# Start of Data for processing

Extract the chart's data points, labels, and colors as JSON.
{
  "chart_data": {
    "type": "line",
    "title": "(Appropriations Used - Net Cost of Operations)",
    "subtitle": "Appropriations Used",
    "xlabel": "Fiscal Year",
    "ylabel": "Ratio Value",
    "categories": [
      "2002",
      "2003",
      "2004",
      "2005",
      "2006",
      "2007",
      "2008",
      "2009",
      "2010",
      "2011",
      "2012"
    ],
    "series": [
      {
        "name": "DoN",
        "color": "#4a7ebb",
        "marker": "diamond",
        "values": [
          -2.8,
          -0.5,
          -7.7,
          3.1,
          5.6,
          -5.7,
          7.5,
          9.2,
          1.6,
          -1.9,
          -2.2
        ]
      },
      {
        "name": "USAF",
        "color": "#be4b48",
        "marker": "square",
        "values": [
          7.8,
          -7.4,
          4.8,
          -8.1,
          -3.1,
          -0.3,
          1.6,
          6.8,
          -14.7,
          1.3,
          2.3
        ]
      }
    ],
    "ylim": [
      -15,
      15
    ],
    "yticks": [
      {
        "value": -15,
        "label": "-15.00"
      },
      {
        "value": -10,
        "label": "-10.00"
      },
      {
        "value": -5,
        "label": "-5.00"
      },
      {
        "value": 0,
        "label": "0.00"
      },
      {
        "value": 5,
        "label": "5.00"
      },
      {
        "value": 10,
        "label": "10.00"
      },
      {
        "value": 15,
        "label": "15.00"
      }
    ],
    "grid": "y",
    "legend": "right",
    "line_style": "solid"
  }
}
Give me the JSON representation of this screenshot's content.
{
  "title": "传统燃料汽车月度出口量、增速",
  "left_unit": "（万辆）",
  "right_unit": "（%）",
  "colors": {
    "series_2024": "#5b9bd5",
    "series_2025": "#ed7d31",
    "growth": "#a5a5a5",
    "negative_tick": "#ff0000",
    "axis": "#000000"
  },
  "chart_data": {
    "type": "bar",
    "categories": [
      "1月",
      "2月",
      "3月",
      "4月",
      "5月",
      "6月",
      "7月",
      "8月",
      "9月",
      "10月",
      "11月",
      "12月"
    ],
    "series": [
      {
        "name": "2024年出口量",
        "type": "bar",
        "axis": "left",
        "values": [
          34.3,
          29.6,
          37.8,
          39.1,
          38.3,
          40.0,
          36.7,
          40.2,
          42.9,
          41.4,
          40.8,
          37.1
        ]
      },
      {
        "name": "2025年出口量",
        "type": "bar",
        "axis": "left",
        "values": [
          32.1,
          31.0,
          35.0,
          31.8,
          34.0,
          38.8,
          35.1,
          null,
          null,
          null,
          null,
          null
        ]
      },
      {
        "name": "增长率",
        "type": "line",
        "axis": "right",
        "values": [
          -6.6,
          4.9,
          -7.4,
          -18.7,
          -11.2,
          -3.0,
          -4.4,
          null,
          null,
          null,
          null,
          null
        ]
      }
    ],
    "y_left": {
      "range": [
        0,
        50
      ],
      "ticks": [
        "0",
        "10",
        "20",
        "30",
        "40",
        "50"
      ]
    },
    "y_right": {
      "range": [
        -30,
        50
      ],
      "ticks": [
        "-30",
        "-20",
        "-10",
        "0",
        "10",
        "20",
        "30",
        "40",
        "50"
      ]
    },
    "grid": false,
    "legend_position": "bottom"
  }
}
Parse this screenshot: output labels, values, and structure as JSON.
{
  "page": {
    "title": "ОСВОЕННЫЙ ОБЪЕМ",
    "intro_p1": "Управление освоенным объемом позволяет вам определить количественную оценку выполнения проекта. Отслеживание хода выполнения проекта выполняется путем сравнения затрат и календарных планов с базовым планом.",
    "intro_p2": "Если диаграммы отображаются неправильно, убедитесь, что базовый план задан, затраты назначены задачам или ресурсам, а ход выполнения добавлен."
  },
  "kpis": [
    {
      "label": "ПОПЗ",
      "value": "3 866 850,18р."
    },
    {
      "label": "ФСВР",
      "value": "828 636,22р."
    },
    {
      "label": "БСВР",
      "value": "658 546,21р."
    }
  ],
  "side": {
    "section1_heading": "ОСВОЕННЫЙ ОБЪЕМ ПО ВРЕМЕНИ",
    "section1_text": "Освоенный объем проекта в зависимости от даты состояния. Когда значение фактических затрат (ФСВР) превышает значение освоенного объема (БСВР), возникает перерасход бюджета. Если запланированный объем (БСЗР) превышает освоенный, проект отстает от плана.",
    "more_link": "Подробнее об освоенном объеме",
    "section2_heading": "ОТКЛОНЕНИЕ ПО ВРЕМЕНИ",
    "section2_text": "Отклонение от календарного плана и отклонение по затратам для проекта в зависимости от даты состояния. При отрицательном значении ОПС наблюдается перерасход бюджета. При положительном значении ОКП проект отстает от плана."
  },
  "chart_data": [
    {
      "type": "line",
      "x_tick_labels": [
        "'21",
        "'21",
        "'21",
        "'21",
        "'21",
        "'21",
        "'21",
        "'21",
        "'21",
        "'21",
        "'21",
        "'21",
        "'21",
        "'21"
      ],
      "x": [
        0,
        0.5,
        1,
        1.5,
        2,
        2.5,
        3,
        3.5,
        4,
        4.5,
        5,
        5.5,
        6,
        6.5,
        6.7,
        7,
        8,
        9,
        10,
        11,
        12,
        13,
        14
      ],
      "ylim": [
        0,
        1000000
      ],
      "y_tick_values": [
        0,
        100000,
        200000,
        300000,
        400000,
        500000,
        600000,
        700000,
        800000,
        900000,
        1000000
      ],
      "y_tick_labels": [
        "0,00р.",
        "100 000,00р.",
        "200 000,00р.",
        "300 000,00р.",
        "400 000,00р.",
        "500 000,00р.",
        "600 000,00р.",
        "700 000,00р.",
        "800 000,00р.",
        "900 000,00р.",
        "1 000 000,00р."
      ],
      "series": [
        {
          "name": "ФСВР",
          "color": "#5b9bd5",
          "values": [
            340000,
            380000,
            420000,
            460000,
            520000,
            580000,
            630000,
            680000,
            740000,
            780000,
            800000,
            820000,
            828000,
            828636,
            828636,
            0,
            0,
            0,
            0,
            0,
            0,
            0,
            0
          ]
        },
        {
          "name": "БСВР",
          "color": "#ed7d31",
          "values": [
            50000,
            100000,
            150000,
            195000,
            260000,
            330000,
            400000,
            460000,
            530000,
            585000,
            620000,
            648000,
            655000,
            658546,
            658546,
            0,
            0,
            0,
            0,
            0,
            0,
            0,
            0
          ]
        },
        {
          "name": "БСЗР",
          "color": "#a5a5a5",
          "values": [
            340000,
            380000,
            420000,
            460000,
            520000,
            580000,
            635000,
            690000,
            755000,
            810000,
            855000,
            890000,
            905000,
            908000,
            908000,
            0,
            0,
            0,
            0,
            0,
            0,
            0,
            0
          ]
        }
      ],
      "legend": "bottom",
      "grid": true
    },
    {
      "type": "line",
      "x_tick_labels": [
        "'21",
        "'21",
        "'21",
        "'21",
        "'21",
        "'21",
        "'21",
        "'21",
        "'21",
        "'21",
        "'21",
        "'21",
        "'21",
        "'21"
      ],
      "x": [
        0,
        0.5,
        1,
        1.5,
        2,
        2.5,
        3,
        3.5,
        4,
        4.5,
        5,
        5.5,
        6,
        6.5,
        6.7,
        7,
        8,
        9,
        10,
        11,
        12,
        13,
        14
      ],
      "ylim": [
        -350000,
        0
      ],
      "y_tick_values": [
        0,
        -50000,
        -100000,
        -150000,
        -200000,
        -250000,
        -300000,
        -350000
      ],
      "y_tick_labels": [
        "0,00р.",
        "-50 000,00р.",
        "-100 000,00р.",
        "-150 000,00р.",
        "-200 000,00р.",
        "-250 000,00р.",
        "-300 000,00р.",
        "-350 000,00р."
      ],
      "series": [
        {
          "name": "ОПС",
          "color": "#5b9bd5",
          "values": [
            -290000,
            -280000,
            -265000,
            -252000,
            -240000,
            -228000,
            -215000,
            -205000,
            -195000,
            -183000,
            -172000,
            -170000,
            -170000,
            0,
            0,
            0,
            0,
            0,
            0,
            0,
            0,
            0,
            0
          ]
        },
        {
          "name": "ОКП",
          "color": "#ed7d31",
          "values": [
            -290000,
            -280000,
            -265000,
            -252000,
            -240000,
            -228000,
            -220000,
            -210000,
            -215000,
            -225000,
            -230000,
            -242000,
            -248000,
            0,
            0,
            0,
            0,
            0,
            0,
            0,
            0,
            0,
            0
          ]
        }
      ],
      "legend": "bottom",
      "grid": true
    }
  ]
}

# End of Data for processing

* _Work to be completed_
Which lines of the material contain the string "перерасход"? List each of them.

* _Response for this exercise_
    "section1_text": "Освоенный объем проекта в зависимости от даты состояния. Когда значение фактических затрат (ФСВР) превышает значение освоенного объема (БСВР), возникает перерасход бюджета. Если запланированный объем (БСЗР) превышает освоенный, проект отстает от плана.",
    "section2_text": "Отклонение от календарного плана и отклонение по затратам для проекта в зависимости от даты состояния. При отрицательном значении ОПС наблюдается перерасход бюджета. При положительном значении ОКП проект отстает от плана."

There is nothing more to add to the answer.